══ Extracted data ══

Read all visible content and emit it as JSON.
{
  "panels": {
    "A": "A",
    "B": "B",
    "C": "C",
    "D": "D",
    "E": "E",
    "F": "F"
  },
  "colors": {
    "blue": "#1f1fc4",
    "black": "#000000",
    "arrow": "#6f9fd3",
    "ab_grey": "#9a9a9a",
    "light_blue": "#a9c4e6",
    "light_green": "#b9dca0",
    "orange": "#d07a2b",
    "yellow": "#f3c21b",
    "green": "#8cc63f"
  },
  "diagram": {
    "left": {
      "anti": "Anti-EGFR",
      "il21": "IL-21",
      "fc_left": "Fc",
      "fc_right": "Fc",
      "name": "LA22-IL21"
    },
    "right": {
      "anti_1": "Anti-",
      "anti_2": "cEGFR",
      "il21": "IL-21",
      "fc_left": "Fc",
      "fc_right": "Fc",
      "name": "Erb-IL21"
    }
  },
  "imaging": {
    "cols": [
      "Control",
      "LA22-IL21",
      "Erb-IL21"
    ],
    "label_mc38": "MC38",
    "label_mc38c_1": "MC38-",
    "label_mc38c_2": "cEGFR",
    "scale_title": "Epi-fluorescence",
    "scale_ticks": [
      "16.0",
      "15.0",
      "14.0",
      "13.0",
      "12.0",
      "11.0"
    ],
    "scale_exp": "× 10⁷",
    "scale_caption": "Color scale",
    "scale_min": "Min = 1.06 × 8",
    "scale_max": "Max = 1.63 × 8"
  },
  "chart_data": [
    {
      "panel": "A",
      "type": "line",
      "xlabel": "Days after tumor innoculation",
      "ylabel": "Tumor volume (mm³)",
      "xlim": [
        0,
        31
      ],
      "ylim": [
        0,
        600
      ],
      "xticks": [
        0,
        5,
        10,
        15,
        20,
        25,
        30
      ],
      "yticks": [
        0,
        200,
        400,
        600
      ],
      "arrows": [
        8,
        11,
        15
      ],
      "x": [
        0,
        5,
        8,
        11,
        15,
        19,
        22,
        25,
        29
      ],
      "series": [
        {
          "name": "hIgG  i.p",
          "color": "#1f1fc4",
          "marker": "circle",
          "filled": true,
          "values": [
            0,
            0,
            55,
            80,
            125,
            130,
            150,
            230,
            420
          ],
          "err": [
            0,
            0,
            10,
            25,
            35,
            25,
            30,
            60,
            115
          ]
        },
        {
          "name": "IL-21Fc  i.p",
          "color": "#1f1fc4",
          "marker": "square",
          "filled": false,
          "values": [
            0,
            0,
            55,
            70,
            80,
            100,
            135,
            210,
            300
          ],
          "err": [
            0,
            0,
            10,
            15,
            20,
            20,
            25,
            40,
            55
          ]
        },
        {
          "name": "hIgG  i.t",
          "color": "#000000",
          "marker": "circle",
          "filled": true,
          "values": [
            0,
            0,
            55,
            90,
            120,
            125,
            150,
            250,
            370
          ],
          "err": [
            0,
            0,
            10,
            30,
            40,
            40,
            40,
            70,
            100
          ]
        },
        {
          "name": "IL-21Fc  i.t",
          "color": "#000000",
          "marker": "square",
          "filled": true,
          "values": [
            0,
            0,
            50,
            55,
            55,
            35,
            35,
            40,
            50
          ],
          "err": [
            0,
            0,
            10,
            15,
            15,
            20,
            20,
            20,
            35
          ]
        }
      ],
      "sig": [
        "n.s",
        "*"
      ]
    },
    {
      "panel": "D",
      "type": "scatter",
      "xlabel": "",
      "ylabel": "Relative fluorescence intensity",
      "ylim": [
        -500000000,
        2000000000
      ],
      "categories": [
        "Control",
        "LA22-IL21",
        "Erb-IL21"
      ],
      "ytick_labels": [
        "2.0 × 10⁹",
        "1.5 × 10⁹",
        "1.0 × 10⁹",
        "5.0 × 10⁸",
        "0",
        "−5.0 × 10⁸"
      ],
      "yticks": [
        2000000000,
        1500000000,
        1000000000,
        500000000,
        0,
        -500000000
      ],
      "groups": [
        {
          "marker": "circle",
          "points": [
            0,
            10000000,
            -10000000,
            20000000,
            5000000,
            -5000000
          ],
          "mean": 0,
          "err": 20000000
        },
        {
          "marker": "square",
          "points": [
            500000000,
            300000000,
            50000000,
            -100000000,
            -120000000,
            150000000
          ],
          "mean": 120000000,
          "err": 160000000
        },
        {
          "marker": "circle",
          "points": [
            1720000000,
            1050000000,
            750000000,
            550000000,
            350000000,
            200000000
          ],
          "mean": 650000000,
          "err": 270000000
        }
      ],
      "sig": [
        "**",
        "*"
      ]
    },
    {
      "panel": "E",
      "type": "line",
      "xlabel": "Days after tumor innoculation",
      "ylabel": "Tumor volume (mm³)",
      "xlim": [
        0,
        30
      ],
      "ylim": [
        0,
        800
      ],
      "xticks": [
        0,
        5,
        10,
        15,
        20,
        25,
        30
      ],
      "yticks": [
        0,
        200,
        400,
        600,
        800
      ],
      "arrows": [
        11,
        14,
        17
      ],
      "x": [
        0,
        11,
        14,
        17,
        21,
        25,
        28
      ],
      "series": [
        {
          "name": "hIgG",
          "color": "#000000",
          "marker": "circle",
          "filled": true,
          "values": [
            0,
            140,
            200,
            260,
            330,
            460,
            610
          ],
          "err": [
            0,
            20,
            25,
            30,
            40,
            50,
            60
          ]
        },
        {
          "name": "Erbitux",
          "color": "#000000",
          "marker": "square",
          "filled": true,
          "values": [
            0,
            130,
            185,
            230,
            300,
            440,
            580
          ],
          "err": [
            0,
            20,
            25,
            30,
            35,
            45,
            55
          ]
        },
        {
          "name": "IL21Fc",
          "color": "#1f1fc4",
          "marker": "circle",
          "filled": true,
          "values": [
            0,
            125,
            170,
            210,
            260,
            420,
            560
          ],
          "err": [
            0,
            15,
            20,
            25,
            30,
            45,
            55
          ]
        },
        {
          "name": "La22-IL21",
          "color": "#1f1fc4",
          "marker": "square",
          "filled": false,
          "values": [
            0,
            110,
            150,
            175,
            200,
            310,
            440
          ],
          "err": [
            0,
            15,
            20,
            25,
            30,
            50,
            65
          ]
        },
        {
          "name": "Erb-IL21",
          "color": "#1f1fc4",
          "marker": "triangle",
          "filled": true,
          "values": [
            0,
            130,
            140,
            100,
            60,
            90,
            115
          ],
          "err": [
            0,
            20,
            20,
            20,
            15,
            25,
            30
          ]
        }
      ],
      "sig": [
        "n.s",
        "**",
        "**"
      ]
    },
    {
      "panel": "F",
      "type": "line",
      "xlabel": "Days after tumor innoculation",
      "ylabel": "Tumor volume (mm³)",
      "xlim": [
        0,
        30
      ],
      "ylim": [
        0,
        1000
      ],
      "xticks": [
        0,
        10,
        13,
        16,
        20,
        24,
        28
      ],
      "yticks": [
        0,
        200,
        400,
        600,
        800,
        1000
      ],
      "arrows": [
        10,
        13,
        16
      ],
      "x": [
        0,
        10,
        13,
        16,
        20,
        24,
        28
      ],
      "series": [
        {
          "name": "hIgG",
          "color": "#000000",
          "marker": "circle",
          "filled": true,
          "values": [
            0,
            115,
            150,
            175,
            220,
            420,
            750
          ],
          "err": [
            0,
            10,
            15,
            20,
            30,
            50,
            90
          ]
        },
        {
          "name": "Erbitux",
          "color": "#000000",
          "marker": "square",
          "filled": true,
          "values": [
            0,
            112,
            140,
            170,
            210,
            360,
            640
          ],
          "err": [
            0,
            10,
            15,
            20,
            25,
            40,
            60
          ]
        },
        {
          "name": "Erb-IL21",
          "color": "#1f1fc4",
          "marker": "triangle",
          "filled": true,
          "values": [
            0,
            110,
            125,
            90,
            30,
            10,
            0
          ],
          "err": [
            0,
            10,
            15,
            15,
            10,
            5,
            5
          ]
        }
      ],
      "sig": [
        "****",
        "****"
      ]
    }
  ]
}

═══

What is the number of lines in the data that include the word "fluorescence"? State only that number.

2